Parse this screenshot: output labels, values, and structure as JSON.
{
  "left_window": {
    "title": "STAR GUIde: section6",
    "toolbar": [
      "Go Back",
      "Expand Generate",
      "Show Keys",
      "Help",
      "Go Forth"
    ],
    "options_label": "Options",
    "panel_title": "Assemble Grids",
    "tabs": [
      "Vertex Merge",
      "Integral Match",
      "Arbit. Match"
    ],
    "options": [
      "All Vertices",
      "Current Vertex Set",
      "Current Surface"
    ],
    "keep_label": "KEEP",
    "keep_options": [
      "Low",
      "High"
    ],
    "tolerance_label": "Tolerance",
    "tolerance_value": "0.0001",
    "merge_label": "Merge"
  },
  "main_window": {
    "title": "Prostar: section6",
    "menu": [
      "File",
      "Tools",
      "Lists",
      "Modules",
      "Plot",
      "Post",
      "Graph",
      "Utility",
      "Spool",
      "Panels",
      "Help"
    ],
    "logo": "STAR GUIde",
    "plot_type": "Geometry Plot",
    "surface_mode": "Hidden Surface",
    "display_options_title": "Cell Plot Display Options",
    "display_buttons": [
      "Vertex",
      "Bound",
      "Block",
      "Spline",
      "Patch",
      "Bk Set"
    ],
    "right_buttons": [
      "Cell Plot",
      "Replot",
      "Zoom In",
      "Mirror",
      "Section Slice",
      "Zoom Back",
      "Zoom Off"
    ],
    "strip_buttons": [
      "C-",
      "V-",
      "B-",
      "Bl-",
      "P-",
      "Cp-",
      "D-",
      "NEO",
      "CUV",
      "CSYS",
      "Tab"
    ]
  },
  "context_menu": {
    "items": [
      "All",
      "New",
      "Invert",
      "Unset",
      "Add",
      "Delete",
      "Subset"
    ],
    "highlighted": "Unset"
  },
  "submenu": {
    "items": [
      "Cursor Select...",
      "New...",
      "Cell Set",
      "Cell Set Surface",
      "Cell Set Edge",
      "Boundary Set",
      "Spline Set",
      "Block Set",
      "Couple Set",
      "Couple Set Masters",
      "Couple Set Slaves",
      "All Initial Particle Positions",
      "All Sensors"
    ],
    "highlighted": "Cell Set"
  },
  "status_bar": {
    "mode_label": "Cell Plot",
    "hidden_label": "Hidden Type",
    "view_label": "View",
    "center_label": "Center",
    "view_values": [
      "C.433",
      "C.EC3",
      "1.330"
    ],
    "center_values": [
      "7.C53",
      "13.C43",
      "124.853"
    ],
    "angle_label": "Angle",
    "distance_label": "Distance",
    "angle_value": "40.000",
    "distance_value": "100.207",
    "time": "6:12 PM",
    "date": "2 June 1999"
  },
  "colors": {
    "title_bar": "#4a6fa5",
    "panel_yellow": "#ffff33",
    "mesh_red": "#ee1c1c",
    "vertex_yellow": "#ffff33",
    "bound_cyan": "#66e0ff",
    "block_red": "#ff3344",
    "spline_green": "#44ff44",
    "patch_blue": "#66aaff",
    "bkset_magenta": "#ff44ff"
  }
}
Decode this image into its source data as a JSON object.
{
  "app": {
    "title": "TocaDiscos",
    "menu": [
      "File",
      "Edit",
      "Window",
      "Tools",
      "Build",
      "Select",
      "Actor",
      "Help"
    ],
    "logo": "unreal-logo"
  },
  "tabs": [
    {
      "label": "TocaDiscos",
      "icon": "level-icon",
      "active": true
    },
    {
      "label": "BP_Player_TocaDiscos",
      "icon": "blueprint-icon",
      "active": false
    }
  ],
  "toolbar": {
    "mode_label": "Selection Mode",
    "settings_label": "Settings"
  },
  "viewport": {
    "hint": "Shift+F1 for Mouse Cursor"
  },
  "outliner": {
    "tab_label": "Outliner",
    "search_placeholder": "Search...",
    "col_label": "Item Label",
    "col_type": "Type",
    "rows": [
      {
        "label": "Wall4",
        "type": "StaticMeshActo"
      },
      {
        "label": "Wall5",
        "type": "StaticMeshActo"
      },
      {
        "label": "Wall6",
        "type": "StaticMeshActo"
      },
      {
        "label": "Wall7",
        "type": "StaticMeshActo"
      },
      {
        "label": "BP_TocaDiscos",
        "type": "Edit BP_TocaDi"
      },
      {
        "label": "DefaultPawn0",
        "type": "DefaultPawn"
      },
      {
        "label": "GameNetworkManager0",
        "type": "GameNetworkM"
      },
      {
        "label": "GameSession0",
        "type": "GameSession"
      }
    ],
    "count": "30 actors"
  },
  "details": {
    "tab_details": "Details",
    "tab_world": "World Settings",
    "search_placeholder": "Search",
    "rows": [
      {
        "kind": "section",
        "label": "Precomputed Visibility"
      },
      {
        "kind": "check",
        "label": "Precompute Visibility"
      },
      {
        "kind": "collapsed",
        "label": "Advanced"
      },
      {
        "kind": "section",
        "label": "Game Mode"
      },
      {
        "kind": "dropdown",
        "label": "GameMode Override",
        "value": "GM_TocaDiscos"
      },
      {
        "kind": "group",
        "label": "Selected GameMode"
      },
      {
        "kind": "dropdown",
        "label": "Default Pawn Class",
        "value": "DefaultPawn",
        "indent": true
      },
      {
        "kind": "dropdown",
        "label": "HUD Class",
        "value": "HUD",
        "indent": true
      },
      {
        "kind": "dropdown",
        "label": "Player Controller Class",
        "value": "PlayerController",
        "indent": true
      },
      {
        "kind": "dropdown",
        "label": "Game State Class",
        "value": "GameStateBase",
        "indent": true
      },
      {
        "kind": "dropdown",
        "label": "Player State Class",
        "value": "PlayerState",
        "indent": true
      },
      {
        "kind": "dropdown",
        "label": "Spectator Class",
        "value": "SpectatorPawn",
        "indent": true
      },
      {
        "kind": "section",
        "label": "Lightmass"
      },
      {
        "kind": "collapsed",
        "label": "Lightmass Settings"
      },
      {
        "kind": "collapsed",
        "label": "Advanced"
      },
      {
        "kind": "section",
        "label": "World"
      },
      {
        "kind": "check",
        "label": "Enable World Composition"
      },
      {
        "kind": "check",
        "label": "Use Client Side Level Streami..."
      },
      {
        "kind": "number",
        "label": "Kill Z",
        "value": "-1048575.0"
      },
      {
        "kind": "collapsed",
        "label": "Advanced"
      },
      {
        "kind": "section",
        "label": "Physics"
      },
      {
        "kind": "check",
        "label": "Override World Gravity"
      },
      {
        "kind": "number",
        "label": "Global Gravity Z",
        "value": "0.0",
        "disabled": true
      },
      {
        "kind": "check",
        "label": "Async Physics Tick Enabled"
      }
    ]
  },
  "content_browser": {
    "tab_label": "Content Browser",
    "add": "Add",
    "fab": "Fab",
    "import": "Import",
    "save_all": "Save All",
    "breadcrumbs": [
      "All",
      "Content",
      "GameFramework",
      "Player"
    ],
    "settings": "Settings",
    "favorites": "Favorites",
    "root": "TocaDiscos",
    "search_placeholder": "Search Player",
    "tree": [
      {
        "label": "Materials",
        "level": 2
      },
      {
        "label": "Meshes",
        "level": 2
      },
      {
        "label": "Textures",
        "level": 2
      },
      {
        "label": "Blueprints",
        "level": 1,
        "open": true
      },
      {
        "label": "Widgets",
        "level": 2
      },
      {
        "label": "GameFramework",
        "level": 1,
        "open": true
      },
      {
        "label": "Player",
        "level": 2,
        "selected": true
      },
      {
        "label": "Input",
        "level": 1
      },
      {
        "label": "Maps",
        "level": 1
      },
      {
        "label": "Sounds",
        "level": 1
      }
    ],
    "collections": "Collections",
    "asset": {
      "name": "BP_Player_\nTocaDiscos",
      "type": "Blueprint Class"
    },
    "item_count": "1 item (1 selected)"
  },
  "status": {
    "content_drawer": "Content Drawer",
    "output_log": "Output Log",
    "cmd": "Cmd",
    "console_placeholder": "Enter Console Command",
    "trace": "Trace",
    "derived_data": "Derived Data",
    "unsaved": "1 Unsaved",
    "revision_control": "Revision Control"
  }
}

### YOUR GOAL
Going through the lines above one by one, tally those with the word "GameFramework" and give only the total.

### EXERCISE SOLUTION
2